Of the lines listed below, how many contain the string "name"? Answer with the number alone.

Begin

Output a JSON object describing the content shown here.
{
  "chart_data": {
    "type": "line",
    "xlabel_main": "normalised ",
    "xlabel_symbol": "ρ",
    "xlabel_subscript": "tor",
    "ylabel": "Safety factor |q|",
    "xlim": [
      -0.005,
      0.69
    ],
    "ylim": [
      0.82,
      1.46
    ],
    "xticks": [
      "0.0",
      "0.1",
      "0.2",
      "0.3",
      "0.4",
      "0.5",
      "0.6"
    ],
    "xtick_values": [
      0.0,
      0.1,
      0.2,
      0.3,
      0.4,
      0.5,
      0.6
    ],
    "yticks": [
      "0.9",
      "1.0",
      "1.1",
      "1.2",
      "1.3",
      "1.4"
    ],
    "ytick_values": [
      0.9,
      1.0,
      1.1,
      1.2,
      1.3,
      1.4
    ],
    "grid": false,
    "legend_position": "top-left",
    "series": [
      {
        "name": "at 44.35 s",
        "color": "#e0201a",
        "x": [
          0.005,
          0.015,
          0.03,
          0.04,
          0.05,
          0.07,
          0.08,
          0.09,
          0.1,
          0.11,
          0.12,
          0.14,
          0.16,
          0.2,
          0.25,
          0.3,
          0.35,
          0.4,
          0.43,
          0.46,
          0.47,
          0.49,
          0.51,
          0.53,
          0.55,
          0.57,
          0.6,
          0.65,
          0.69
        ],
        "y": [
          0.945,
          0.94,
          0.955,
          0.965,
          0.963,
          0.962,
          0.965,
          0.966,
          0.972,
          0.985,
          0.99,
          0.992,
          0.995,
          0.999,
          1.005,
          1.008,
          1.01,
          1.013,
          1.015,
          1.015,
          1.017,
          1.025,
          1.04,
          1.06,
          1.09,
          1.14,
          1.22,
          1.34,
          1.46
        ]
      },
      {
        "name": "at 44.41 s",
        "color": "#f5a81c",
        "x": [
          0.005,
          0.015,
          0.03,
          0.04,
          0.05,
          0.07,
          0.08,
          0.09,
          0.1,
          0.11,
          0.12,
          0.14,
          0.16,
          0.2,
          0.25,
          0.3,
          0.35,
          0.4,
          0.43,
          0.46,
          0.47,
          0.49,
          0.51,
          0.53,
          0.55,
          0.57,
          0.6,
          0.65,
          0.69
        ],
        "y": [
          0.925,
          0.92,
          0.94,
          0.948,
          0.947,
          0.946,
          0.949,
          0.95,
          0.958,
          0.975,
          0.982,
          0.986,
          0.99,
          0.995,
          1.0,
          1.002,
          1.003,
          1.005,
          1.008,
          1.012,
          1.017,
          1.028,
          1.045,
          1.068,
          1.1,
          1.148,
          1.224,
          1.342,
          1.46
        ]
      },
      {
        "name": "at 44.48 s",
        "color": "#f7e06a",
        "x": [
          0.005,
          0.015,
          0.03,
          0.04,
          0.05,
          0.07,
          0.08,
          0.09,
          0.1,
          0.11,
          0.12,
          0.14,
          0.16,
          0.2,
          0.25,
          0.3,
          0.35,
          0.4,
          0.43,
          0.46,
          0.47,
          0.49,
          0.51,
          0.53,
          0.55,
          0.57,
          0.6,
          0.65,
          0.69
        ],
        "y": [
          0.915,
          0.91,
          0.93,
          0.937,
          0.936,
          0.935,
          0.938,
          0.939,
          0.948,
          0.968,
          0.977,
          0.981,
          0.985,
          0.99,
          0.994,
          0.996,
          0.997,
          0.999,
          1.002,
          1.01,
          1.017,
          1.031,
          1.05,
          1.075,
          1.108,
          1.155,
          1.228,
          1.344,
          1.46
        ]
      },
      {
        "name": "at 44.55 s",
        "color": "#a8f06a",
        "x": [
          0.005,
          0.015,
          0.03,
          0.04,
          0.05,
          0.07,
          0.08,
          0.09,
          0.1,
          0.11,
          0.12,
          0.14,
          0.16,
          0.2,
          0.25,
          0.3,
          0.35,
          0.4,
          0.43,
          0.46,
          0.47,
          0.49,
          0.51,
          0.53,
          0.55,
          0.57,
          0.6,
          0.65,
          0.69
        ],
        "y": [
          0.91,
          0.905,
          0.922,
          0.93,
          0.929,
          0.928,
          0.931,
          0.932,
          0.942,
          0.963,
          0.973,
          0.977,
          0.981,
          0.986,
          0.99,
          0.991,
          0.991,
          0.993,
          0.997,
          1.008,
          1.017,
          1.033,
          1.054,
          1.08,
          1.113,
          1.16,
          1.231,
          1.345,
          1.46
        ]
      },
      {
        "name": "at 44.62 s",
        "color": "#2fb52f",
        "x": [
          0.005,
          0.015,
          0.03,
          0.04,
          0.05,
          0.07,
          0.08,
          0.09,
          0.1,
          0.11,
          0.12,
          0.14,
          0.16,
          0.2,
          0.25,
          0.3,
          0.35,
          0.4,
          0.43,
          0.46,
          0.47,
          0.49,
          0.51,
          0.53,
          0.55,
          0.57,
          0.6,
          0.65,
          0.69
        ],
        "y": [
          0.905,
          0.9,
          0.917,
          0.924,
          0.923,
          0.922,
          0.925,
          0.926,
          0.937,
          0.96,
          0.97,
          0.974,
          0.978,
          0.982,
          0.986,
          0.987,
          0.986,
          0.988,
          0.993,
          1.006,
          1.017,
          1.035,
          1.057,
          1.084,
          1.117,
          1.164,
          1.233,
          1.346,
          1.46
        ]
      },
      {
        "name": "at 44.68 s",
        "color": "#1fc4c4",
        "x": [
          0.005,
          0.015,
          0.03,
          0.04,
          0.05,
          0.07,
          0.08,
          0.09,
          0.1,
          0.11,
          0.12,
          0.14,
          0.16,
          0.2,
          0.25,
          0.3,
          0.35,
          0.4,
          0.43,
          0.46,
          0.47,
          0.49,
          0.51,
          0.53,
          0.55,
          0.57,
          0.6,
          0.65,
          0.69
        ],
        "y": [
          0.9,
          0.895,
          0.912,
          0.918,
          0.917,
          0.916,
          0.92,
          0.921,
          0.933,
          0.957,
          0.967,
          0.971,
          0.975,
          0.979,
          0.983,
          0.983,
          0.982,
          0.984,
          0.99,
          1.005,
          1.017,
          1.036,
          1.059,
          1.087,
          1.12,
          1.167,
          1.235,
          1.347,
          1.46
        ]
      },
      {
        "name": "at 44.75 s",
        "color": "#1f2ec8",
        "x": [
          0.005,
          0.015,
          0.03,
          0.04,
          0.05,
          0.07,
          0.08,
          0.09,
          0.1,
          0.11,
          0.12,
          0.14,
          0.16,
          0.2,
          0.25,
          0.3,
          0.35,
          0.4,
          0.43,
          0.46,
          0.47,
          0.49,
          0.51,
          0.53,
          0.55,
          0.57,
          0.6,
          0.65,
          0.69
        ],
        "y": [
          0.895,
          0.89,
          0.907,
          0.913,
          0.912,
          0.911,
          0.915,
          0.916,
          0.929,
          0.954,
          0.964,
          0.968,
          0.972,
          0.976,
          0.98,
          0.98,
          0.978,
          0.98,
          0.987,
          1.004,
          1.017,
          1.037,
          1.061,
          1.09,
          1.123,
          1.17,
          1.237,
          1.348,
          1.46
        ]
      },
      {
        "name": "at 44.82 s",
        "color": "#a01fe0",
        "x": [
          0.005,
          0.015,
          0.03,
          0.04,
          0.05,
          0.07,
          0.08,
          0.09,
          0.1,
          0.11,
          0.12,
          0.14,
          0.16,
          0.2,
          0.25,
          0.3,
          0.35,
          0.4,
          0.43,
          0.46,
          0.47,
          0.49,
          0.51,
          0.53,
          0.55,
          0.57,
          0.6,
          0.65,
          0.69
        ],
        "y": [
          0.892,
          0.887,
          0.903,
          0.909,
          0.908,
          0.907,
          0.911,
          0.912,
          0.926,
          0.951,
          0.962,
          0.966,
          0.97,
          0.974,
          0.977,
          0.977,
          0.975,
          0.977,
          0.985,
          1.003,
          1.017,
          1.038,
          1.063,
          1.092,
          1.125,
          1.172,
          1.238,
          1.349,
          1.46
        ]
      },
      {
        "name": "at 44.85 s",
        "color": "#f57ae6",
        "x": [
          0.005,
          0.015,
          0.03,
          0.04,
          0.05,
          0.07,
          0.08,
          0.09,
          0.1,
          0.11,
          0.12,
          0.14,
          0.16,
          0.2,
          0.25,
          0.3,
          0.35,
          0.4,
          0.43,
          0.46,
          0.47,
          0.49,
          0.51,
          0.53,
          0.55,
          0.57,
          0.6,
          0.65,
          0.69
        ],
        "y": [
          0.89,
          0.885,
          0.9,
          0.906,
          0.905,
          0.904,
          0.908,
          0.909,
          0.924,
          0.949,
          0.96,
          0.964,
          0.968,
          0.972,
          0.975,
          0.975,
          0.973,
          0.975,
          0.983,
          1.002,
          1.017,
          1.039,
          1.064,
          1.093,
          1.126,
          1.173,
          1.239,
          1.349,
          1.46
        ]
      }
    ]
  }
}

End

_Task solution:_ 9